Exercise goal:
Check every line of the material below for "Босоножки". Give the number of lines that have it, and only that.

Dataset records:
==========

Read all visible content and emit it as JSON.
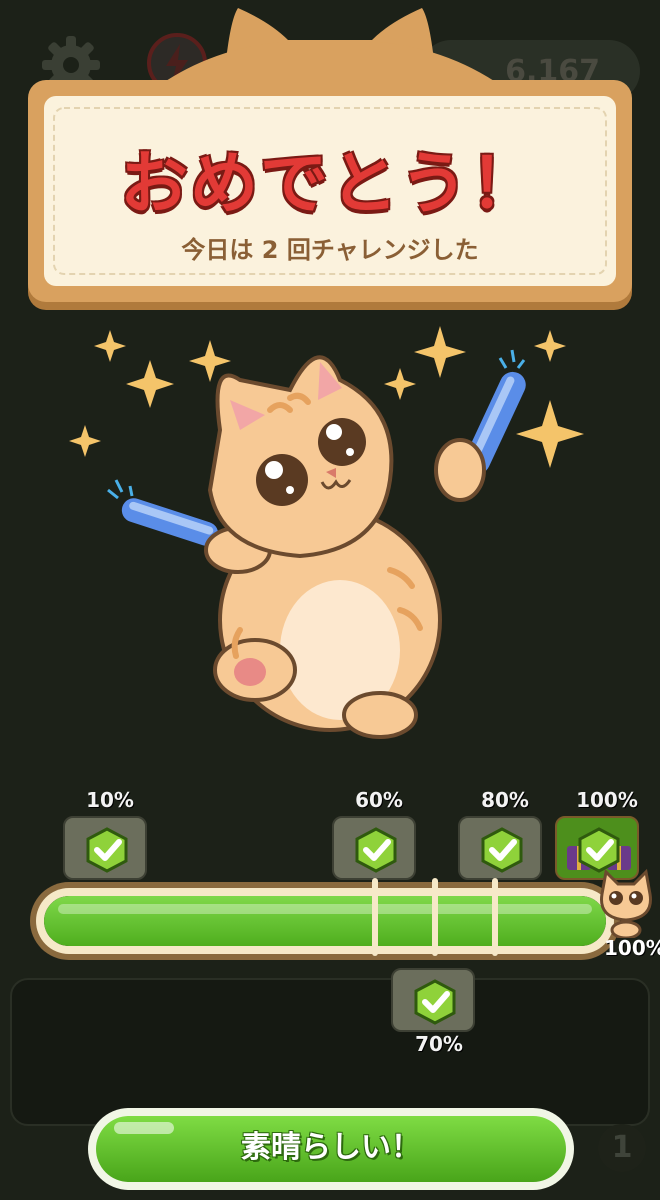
{
  "background_hud": {
    "coin_count": "6,167",
    "icons": [
      "gear-icon",
      "badge-icon"
    ]
  },
  "banner": {
    "title": "おめでとう！",
    "subtitle": "今日は 2 回チャレンジした"
  },
  "milestones": [
    {
      "label": "10%",
      "completed": true
    },
    {
      "label": "60%",
      "completed": true
    },
    {
      "label": "70%",
      "completed": true
    },
    {
      "label": "80%",
      "completed": true
    },
    {
      "label": "100%",
      "completed": true
    }
  ],
  "progress": {
    "value_percent": 100,
    "end_label": "100%"
  },
  "button": {
    "label": "素晴らしい！"
  },
  "notification": {
    "count": "1"
  },
  "colors": {
    "title_red": "#e23a36",
    "bar_green": "#5cc62a",
    "banner_wood": "#d9a15f",
    "banner_paper": "#fbf2dd"
  }
}
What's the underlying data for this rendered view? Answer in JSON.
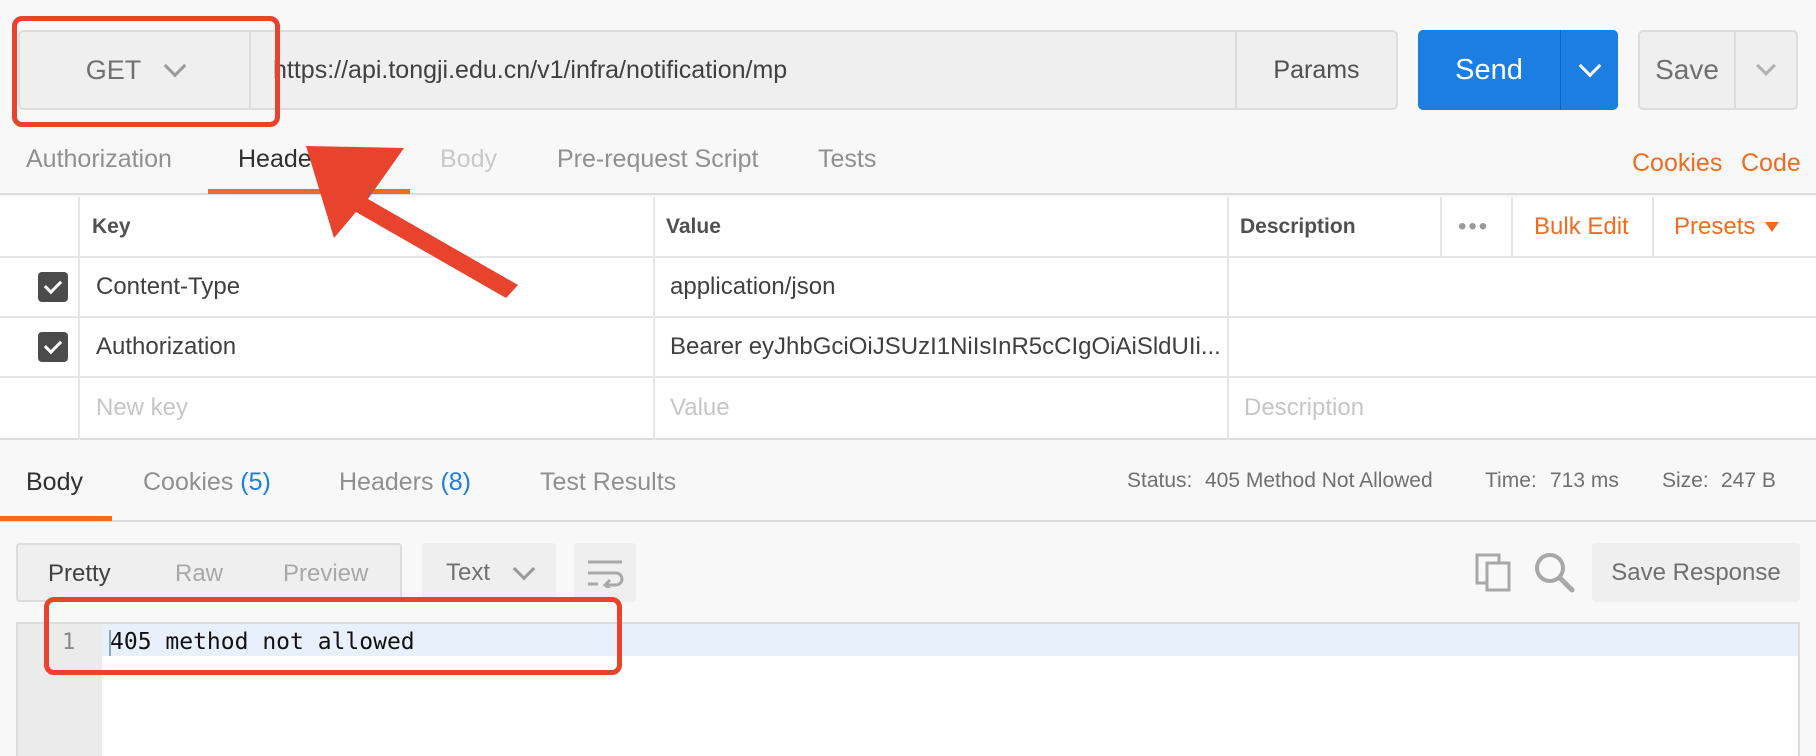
{
  "request": {
    "method": "GET",
    "url": "https://api.tongji.edu.cn/v1/infra/notification/mp",
    "params_label": "Params",
    "send_label": "Send",
    "save_label": "Save"
  },
  "request_tabs": {
    "authorization": "Authorization",
    "headers": "Heade",
    "body": "Body",
    "pre_request": "Pre-request Script",
    "tests": "Tests",
    "cookies": "Cookies",
    "code": "Code"
  },
  "headers_table": {
    "col_key": "Key",
    "col_value": "Value",
    "col_description": "Description",
    "more": "•••",
    "bulk_edit": "Bulk Edit",
    "presets": "Presets",
    "rows": [
      {
        "key": "Content-Type",
        "value": "application/json"
      },
      {
        "key": "Authorization",
        "value": "Bearer eyJhbGciOiJSUzI1NiIsInR5cCIgOiAiSldUIi..."
      }
    ],
    "new_key_placeholder": "New key",
    "value_placeholder": "Value",
    "description_placeholder": "Description"
  },
  "response_tabs": {
    "body": "Body",
    "cookies": "Cookies",
    "cookies_count": "(5)",
    "headers": "Headers",
    "headers_count": "(8)",
    "test_results": "Test Results"
  },
  "response_meta": {
    "status_label": "Status:",
    "status_value": "405 Method Not Allowed",
    "time_label": "Time:",
    "time_value": "713 ms",
    "size_label": "Size:",
    "size_value": "247 B"
  },
  "response_toolbar": {
    "pretty": "Pretty",
    "raw": "Raw",
    "preview": "Preview",
    "format": "Text",
    "save_response": "Save Response"
  },
  "editor": {
    "line_number": "1",
    "content": "405 method not allowed"
  },
  "colors": {
    "accent_orange": "#f26b21",
    "send_blue": "#1b7ee0",
    "annotation_red": "#e8432d"
  }
}
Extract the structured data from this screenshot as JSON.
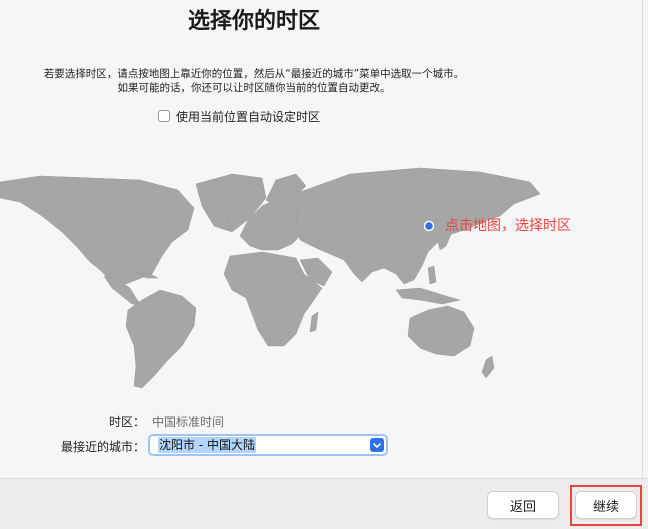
{
  "header": {
    "title": "选择你的时区"
  },
  "instructions": {
    "line1": "若要选择时区，请点按地图上靠近你的位置，然后从“最接近的城市”菜单中选取一个城市。",
    "line2": "如果可能的话，你还可以让时区随你当前的位置自动更改。"
  },
  "auto_timezone": {
    "label": "使用当前位置自动设定时区",
    "checked": false
  },
  "map": {
    "land_color": "#a6a6a6",
    "marker_color": "#2c72e4"
  },
  "annotation": {
    "text": "点击地图，选择时区",
    "color": "#e8433f"
  },
  "timezone": {
    "label": "时区：",
    "value": "中国标准时间"
  },
  "closest_city": {
    "label": "最接近的城市：",
    "value": "沈阳市 - 中国大陆"
  },
  "footer": {
    "back_label": "返回",
    "continue_label": "继续"
  }
}
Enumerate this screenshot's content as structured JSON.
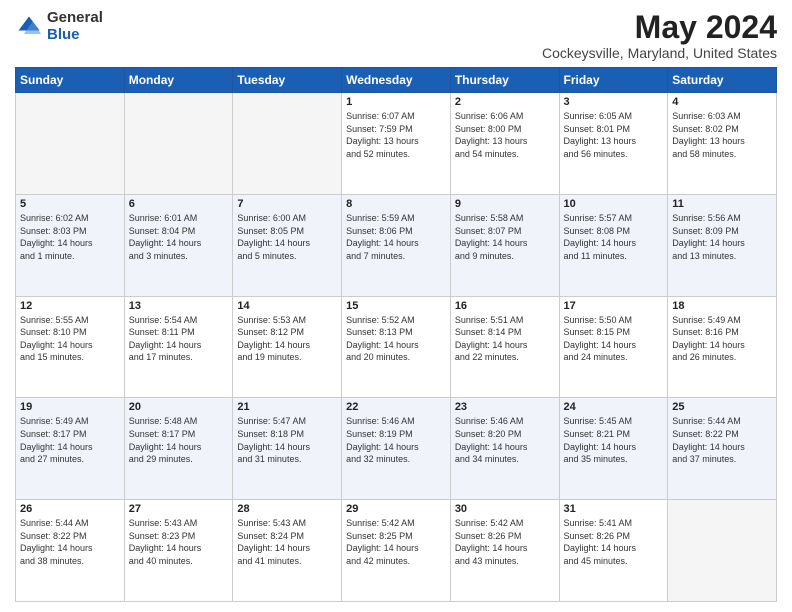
{
  "header": {
    "logo_general": "General",
    "logo_blue": "Blue",
    "title": "May 2024",
    "subtitle": "Cockeysville, Maryland, United States"
  },
  "weekdays": [
    "Sunday",
    "Monday",
    "Tuesday",
    "Wednesday",
    "Thursday",
    "Friday",
    "Saturday"
  ],
  "weeks": [
    [
      {
        "day": "",
        "empty": true
      },
      {
        "day": "",
        "empty": true
      },
      {
        "day": "",
        "empty": true
      },
      {
        "day": "1",
        "info": "Sunrise: 6:07 AM\nSunset: 7:59 PM\nDaylight: 13 hours\nand 52 minutes."
      },
      {
        "day": "2",
        "info": "Sunrise: 6:06 AM\nSunset: 8:00 PM\nDaylight: 13 hours\nand 54 minutes."
      },
      {
        "day": "3",
        "info": "Sunrise: 6:05 AM\nSunset: 8:01 PM\nDaylight: 13 hours\nand 56 minutes."
      },
      {
        "day": "4",
        "info": "Sunrise: 6:03 AM\nSunset: 8:02 PM\nDaylight: 13 hours\nand 58 minutes."
      }
    ],
    [
      {
        "day": "5",
        "info": "Sunrise: 6:02 AM\nSunset: 8:03 PM\nDaylight: 14 hours\nand 1 minute."
      },
      {
        "day": "6",
        "info": "Sunrise: 6:01 AM\nSunset: 8:04 PM\nDaylight: 14 hours\nand 3 minutes."
      },
      {
        "day": "7",
        "info": "Sunrise: 6:00 AM\nSunset: 8:05 PM\nDaylight: 14 hours\nand 5 minutes."
      },
      {
        "day": "8",
        "info": "Sunrise: 5:59 AM\nSunset: 8:06 PM\nDaylight: 14 hours\nand 7 minutes."
      },
      {
        "day": "9",
        "info": "Sunrise: 5:58 AM\nSunset: 8:07 PM\nDaylight: 14 hours\nand 9 minutes."
      },
      {
        "day": "10",
        "info": "Sunrise: 5:57 AM\nSunset: 8:08 PM\nDaylight: 14 hours\nand 11 minutes."
      },
      {
        "day": "11",
        "info": "Sunrise: 5:56 AM\nSunset: 8:09 PM\nDaylight: 14 hours\nand 13 minutes."
      }
    ],
    [
      {
        "day": "12",
        "info": "Sunrise: 5:55 AM\nSunset: 8:10 PM\nDaylight: 14 hours\nand 15 minutes."
      },
      {
        "day": "13",
        "info": "Sunrise: 5:54 AM\nSunset: 8:11 PM\nDaylight: 14 hours\nand 17 minutes."
      },
      {
        "day": "14",
        "info": "Sunrise: 5:53 AM\nSunset: 8:12 PM\nDaylight: 14 hours\nand 19 minutes."
      },
      {
        "day": "15",
        "info": "Sunrise: 5:52 AM\nSunset: 8:13 PM\nDaylight: 14 hours\nand 20 minutes."
      },
      {
        "day": "16",
        "info": "Sunrise: 5:51 AM\nSunset: 8:14 PM\nDaylight: 14 hours\nand 22 minutes."
      },
      {
        "day": "17",
        "info": "Sunrise: 5:50 AM\nSunset: 8:15 PM\nDaylight: 14 hours\nand 24 minutes."
      },
      {
        "day": "18",
        "info": "Sunrise: 5:49 AM\nSunset: 8:16 PM\nDaylight: 14 hours\nand 26 minutes."
      }
    ],
    [
      {
        "day": "19",
        "info": "Sunrise: 5:49 AM\nSunset: 8:17 PM\nDaylight: 14 hours\nand 27 minutes."
      },
      {
        "day": "20",
        "info": "Sunrise: 5:48 AM\nSunset: 8:17 PM\nDaylight: 14 hours\nand 29 minutes."
      },
      {
        "day": "21",
        "info": "Sunrise: 5:47 AM\nSunset: 8:18 PM\nDaylight: 14 hours\nand 31 minutes."
      },
      {
        "day": "22",
        "info": "Sunrise: 5:46 AM\nSunset: 8:19 PM\nDaylight: 14 hours\nand 32 minutes."
      },
      {
        "day": "23",
        "info": "Sunrise: 5:46 AM\nSunset: 8:20 PM\nDaylight: 14 hours\nand 34 minutes."
      },
      {
        "day": "24",
        "info": "Sunrise: 5:45 AM\nSunset: 8:21 PM\nDaylight: 14 hours\nand 35 minutes."
      },
      {
        "day": "25",
        "info": "Sunrise: 5:44 AM\nSunset: 8:22 PM\nDaylight: 14 hours\nand 37 minutes."
      }
    ],
    [
      {
        "day": "26",
        "info": "Sunrise: 5:44 AM\nSunset: 8:22 PM\nDaylight: 14 hours\nand 38 minutes."
      },
      {
        "day": "27",
        "info": "Sunrise: 5:43 AM\nSunset: 8:23 PM\nDaylight: 14 hours\nand 40 minutes."
      },
      {
        "day": "28",
        "info": "Sunrise: 5:43 AM\nSunset: 8:24 PM\nDaylight: 14 hours\nand 41 minutes."
      },
      {
        "day": "29",
        "info": "Sunrise: 5:42 AM\nSunset: 8:25 PM\nDaylight: 14 hours\nand 42 minutes."
      },
      {
        "day": "30",
        "info": "Sunrise: 5:42 AM\nSunset: 8:26 PM\nDaylight: 14 hours\nand 43 minutes."
      },
      {
        "day": "31",
        "info": "Sunrise: 5:41 AM\nSunset: 8:26 PM\nDaylight: 14 hours\nand 45 minutes."
      },
      {
        "day": "",
        "empty": true
      }
    ]
  ]
}
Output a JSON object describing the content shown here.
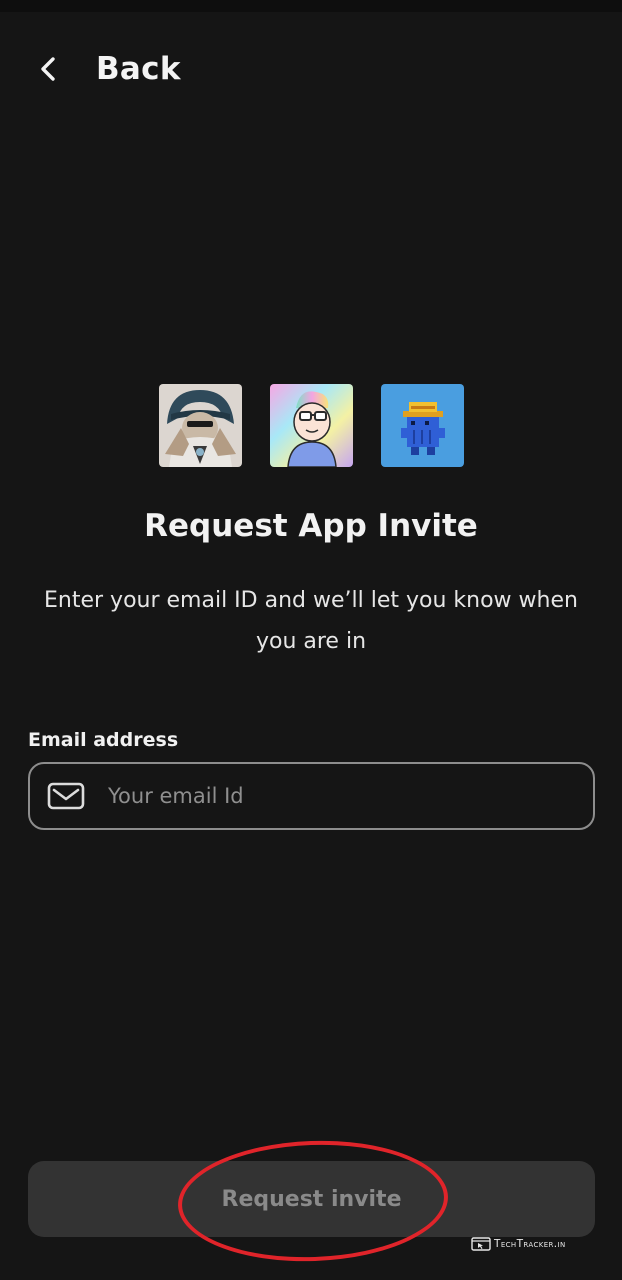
{
  "header": {
    "back_label": "Back",
    "back_icon": "chevron-left-icon"
  },
  "avatars": [
    {
      "name": "hooded-figure-avatar",
      "bg": "#d9d4cf"
    },
    {
      "name": "rainbow-hair-avatar",
      "bg": "#d8b8ef"
    },
    {
      "name": "pixel-creature-avatar",
      "bg": "#4a9ee0"
    }
  ],
  "main": {
    "title": "Request App Invite",
    "subtitle": "Enter your email ID and we’ll let you know when you are in"
  },
  "form": {
    "email_label": "Email address",
    "email_placeholder": "Your email Id",
    "email_value": "",
    "mail_icon": "mail-icon"
  },
  "footer": {
    "request_button_label": "Request invite"
  },
  "watermark": {
    "text": "TechTracker.in"
  },
  "colors": {
    "background": "#151515",
    "button_bg": "#333333",
    "button_text": "#8a8a8a",
    "annotation_ring": "#e0242a"
  }
}
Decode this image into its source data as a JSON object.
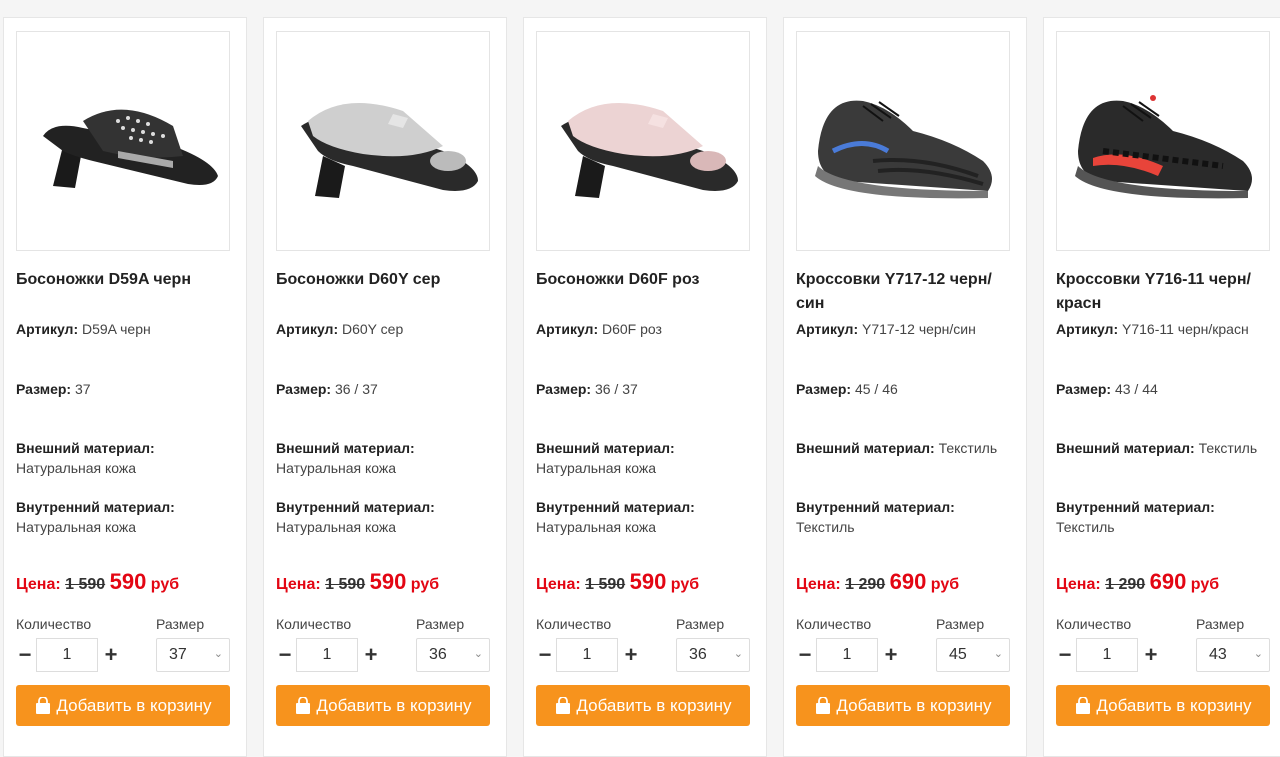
{
  "labels": {
    "article": "Артикул:",
    "size": "Размер:",
    "outer": "Внешний материал:",
    "inner": "Внутренний материал:",
    "price": "Цена:",
    "currency": "руб",
    "qty": "Количество",
    "size_select": "Размер",
    "add": "Добавить в корзину",
    "minus": "−",
    "plus": "+",
    "chevron": "⌄"
  },
  "colors": {
    "accent": "#f7931d",
    "price": "#e30613"
  },
  "products": [
    {
      "title": "Босоножки D59A черн",
      "article": "D59A черн",
      "size": "37",
      "outer": "Натуральная кожа",
      "inner": "Натуральная кожа",
      "old_price": "1 590",
      "price": "590",
      "qty": "1",
      "size_selected": "37",
      "image_icon": "black-sandal-image"
    },
    {
      "title": "Босоножки D60Y сер",
      "article": "D60Y сер",
      "size": "36 / 37",
      "outer": "Натуральная кожа",
      "inner": "Натуральная кожа",
      "old_price": "1 590",
      "price": "590",
      "qty": "1",
      "size_selected": "36",
      "image_icon": "silver-sandal-image"
    },
    {
      "title": "Босоножки D60F роз",
      "article": "D60F роз",
      "size": "36 / 37",
      "outer": "Натуральная кожа",
      "inner": "Натуральная кожа",
      "old_price": "1 590",
      "price": "590",
      "qty": "1",
      "size_selected": "36",
      "image_icon": "pink-sandal-image"
    },
    {
      "title": "Кроссовки Y717-12 черн/син",
      "article": "Y717-12 черн/син",
      "size": "45 / 46",
      "outer": "Текстиль",
      "inner": "Текстиль",
      "old_price": "1 290",
      "price": "690",
      "qty": "1",
      "size_selected": "45",
      "image_icon": "black-blue-sneaker-image"
    },
    {
      "title": "Кроссовки Y716-11 черн/красн",
      "article": "Y716-11 черн/красн",
      "size": "43 / 44",
      "outer": "Текстиль",
      "inner": "Текстиль",
      "old_price": "1 290",
      "price": "690",
      "qty": "1",
      "size_selected": "43",
      "image_icon": "black-red-sneaker-image"
    }
  ]
}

==========

Exercise output:
3